TASK> Find each line with the word "them" and say how many there are, nothing else.

━━ PROVIDED MATERIAL ━━

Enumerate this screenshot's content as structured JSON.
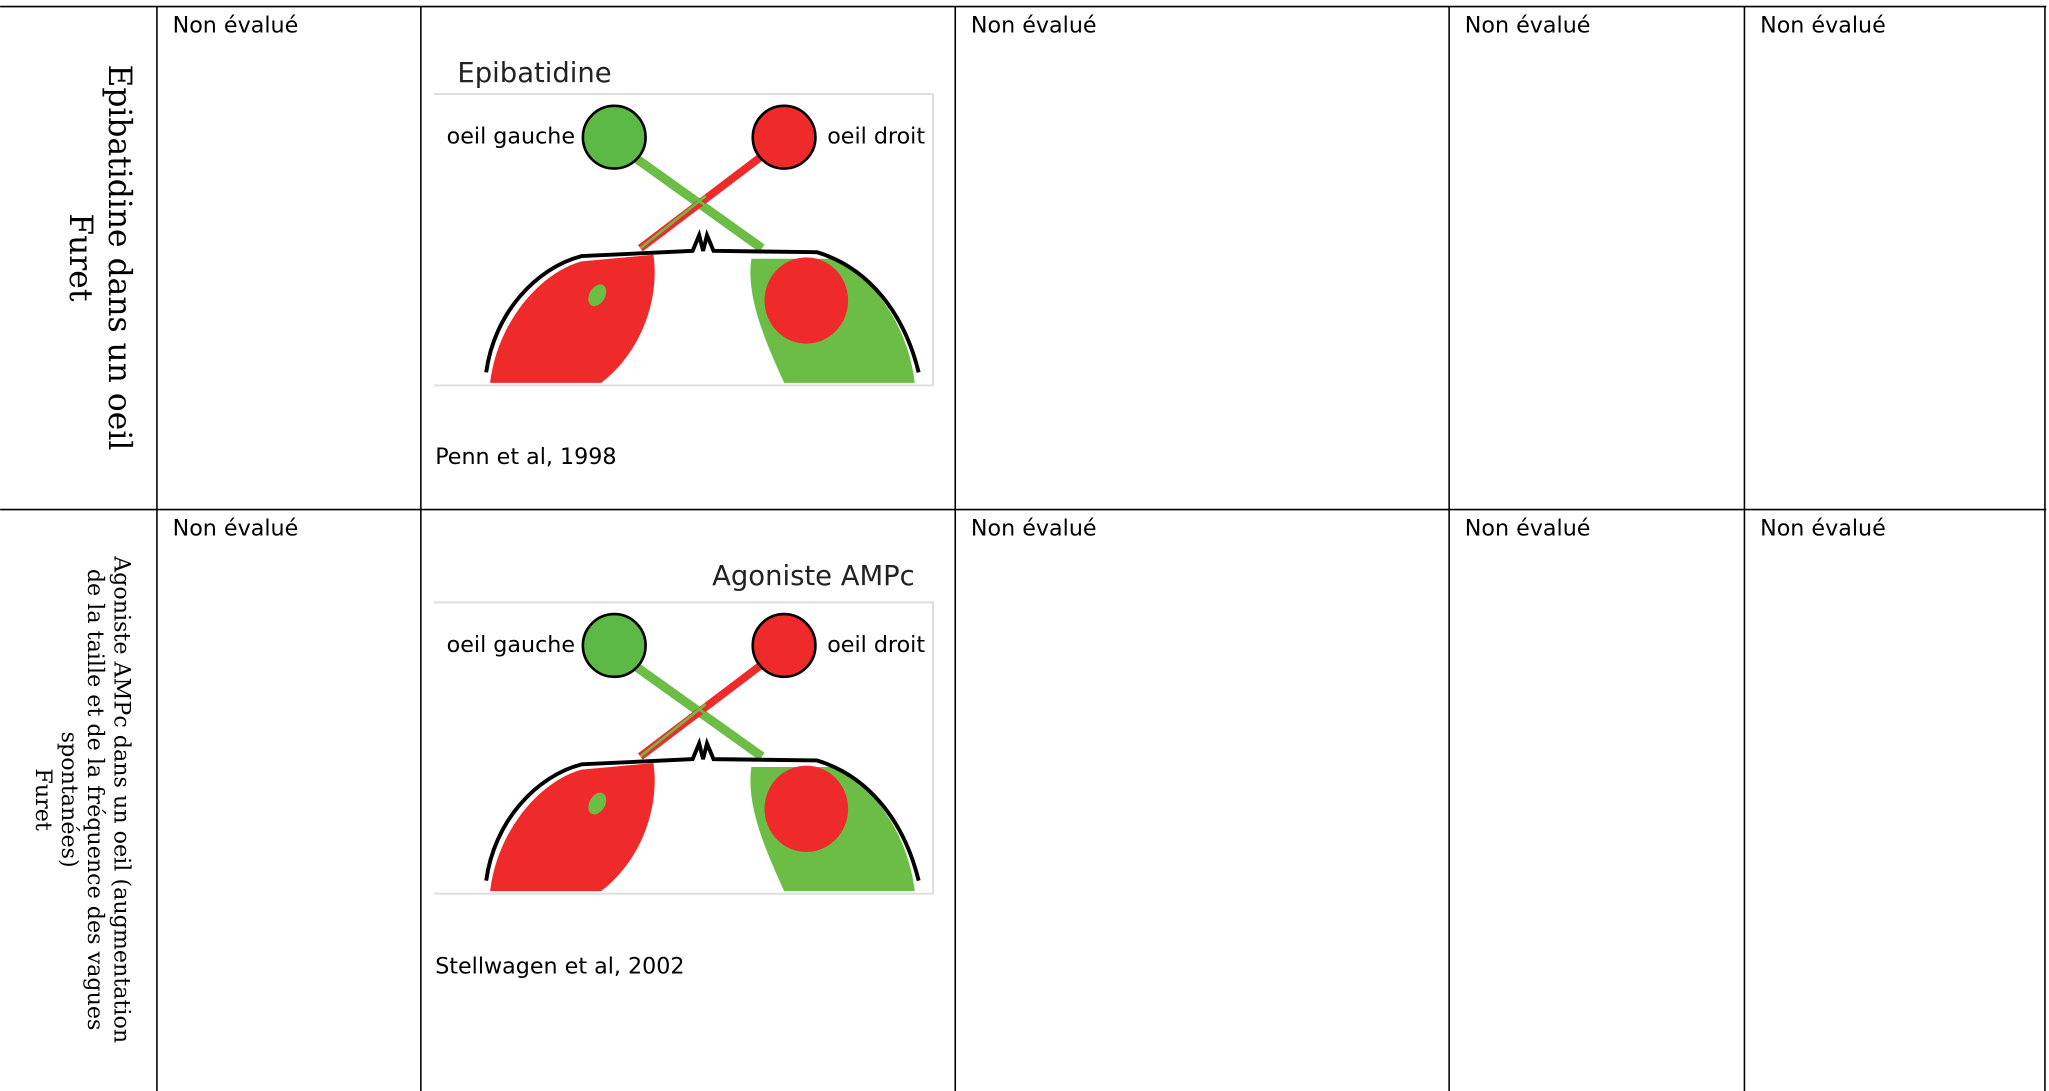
{
  "table": {
    "rows": [
      {
        "label": [
          "Epibatidine dans un oeil",
          "Furet"
        ],
        "col1": "Non évalué",
        "figure": {
          "title": "Epibatidine",
          "left_eye": "oeil gauche",
          "right_eye": "oeil droit",
          "citation": "Penn et al, 1998"
        },
        "others": [
          "Non évalué",
          "Non évalué",
          "Non évalué"
        ]
      },
      {
        "label": [
          "Agoniste AMPc dans un oeil (augmentation",
          "de la taille et de la fréquence des vagues",
          "spontanées)",
          "Furet"
        ],
        "col1": "Non évalué",
        "figure": {
          "title": "Agoniste AMPc",
          "left_eye": "oeil gauche",
          "right_eye": "oeil droit",
          "citation": "Stellwagen et al, 2002"
        },
        "others": [
          "Non évalué",
          "Non évalué",
          "Non évalué"
        ]
      }
    ]
  }
}
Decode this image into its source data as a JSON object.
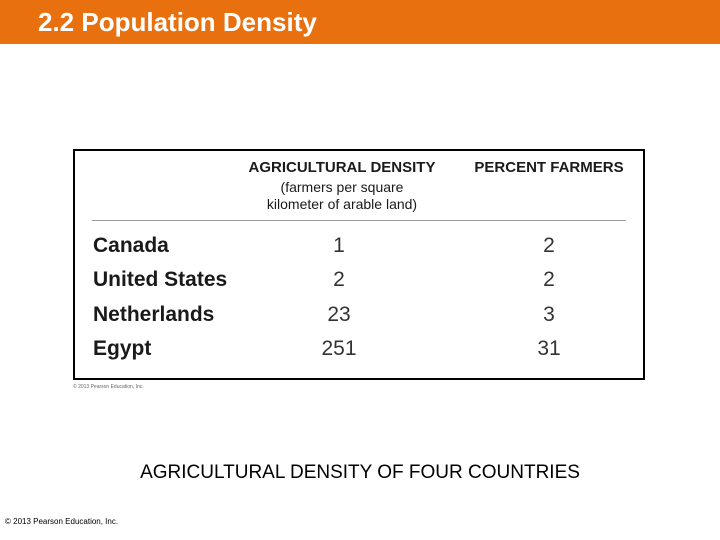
{
  "slide": {
    "title": "2.2 Population Density",
    "caption": "AGRICULTURAL DENSITY OF FOUR COUNTRIES",
    "footer_copyright": "© 2013 Pearson Education, Inc.",
    "accent_color": "#e8700f"
  },
  "table": {
    "headers": {
      "agricultural_density": "AGRICULTURAL DENSITY",
      "agricultural_density_sub_1": "(farmers per square",
      "agricultural_density_sub_2": "kilometer of arable land)",
      "percent_farmers": "PERCENT FARMERS"
    },
    "rows": [
      {
        "country": "Canada",
        "agricultural_density": "1",
        "percent_farmers": "2"
      },
      {
        "country": "United States",
        "agricultural_density": "2",
        "percent_farmers": "2"
      },
      {
        "country": "Netherlands",
        "agricultural_density": "23",
        "percent_farmers": "3"
      },
      {
        "country": "Egypt",
        "agricultural_density": "251",
        "percent_farmers": "31"
      }
    ],
    "copyright": "© 2013 Pearson Education, Inc."
  }
}
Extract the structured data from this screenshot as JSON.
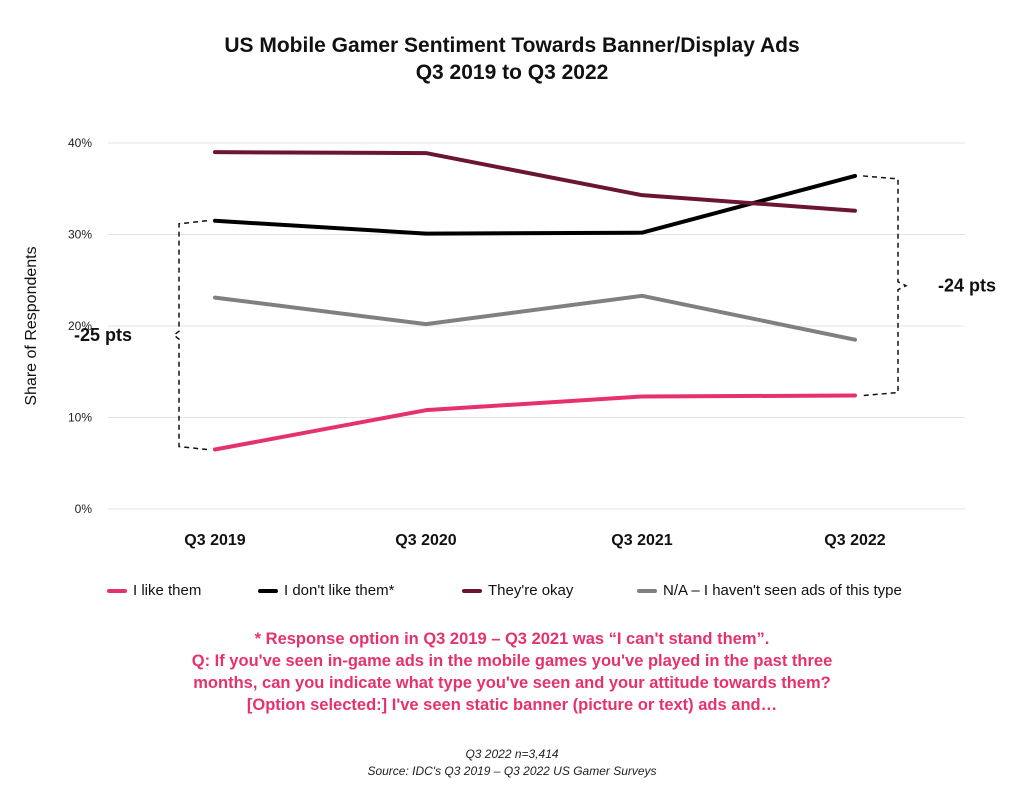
{
  "chart_data": {
    "type": "line",
    "title": "US Mobile Gamer Sentiment Towards Banner/Display Ads",
    "subtitle": "Q3 2019 to Q3 2022",
    "xlabel": "",
    "ylabel": "Share of Respondents",
    "categories": [
      "Q3 2019",
      "Q3 2020",
      "Q3 2021",
      "Q3 2022"
    ],
    "ylim": [
      0,
      40
    ],
    "yticks": [
      "0%",
      "10%",
      "20%",
      "30%",
      "40%"
    ],
    "grid": true,
    "legend_position": "bottom",
    "series": [
      {
        "name": "I like them",
        "color": "#e6326c",
        "values": [
          6.5,
          10.8,
          12.3,
          12.4
        ]
      },
      {
        "name": "I don't like them*",
        "color": "#000000",
        "values": [
          31.5,
          30.1,
          30.2,
          36.4
        ]
      },
      {
        "name": "They're okay",
        "color": "#6b1535",
        "values": [
          39.0,
          38.9,
          34.3,
          32.6
        ]
      },
      {
        "name": "N/A – I haven't seen ads of this type",
        "color": "#808080",
        "values": [
          23.1,
          20.2,
          23.3,
          18.5
        ]
      }
    ],
    "annotations": [
      {
        "text": "-25 pts",
        "category_index": 0,
        "from": 6.5,
        "to": 31.5,
        "side": "left"
      },
      {
        "text": "-24 pts",
        "category_index": 3,
        "from": 12.4,
        "to": 36.4,
        "side": "right"
      }
    ]
  },
  "note": {
    "line1": "* Response option in Q3 2019 – Q3 2021 was “I can't stand them”.",
    "line2": "Q: If you've seen in-game ads in the mobile games you've played in the past three",
    "line3": "months, can you indicate what type you've seen and your attitude towards them?",
    "line4": "[Option selected:] I've seen static banner (picture or text) ads and…"
  },
  "footer": {
    "sample": "Q3 2022 n=3,414",
    "source": "Source: IDC's Q3 2019 – Q3 2022 US Gamer Surveys"
  }
}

━━━

ANSWER FOR THIS EXERCISE> 4